JEE Main 2025 — Rotational Motion Question with Solution

Moment of Inertia of the Full Disc:

The moment of inertia (M.I.) of the entire disc without any cavity is given by:

$I_1=\frac{1}{2}M{R}^2$

Mass of the Removed Disc:

The mass of the removed disc, which is of radius $\frac{R}{3}$, is calculated as:

$\text{Mass of removed disc}=\left(\frac{M}{\pi R^2}\right)\times {\left(\frac{R}{3}\right)}^2\pi =\frac{M}{9}$

Moment of Inertia of the Removed Disc:

The moment of inertia of the removed disc involves two parts: about its center and due to its position.

Dataset entries:
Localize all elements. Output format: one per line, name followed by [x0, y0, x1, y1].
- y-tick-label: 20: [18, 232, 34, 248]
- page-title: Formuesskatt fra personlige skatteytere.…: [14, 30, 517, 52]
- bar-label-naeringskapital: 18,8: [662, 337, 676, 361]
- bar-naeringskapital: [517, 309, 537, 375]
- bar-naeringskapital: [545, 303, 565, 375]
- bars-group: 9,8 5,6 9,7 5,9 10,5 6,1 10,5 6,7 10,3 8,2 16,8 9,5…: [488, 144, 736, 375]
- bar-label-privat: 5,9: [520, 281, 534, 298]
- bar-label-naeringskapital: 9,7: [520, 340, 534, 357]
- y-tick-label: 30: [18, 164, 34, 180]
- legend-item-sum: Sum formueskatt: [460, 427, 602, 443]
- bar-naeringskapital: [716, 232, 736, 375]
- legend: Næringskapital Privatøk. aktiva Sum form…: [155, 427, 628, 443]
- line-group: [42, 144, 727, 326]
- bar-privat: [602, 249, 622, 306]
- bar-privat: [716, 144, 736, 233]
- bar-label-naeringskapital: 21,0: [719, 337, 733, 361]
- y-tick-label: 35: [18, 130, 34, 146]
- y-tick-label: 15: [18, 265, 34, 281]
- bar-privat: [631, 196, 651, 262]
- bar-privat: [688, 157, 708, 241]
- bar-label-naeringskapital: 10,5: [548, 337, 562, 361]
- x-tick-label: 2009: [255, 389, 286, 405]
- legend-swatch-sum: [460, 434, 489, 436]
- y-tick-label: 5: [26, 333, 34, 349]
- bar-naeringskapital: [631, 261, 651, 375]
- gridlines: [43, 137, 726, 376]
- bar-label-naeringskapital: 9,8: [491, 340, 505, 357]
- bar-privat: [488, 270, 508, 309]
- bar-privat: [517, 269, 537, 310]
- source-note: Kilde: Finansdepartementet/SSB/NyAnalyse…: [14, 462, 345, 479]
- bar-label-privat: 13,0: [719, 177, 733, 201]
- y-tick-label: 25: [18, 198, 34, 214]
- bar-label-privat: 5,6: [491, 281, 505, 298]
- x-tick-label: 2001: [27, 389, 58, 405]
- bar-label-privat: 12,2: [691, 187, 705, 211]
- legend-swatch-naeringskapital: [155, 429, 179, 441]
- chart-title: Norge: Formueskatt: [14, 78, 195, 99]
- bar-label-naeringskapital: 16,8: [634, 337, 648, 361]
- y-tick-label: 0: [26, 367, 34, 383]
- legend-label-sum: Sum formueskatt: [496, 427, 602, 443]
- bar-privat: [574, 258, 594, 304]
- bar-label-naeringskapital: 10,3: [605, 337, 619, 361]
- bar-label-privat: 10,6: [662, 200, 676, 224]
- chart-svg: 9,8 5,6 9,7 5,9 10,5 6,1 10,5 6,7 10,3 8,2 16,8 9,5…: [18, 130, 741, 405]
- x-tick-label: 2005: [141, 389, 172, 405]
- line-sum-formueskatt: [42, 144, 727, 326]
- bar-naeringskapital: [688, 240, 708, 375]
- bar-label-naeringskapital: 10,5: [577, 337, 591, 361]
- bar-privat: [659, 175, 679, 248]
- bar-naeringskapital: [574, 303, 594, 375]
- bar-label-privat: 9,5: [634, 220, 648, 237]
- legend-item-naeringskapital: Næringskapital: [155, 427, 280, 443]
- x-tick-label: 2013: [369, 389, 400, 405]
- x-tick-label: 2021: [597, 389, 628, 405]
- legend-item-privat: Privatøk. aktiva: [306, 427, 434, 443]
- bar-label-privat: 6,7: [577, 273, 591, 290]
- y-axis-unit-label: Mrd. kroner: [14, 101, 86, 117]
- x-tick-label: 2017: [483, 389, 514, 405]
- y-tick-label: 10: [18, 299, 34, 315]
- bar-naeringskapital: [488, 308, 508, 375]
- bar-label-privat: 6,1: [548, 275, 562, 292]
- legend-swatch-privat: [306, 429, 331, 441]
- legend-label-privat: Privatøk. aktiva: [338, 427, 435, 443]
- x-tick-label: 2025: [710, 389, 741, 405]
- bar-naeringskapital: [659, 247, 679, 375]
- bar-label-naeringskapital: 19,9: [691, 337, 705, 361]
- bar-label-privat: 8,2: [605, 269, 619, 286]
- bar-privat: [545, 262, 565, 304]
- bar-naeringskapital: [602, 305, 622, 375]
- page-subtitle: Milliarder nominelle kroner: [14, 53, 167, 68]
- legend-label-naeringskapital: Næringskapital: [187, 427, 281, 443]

**Objective**
List the section headings that appear in the rotational motion solution. The dataset entries play no part in the task.

**Answer for the task**
- Moment of Inertia of the Full Disc
- Mass of the Removed Disc
- Moment of Inertia of the Removed Disc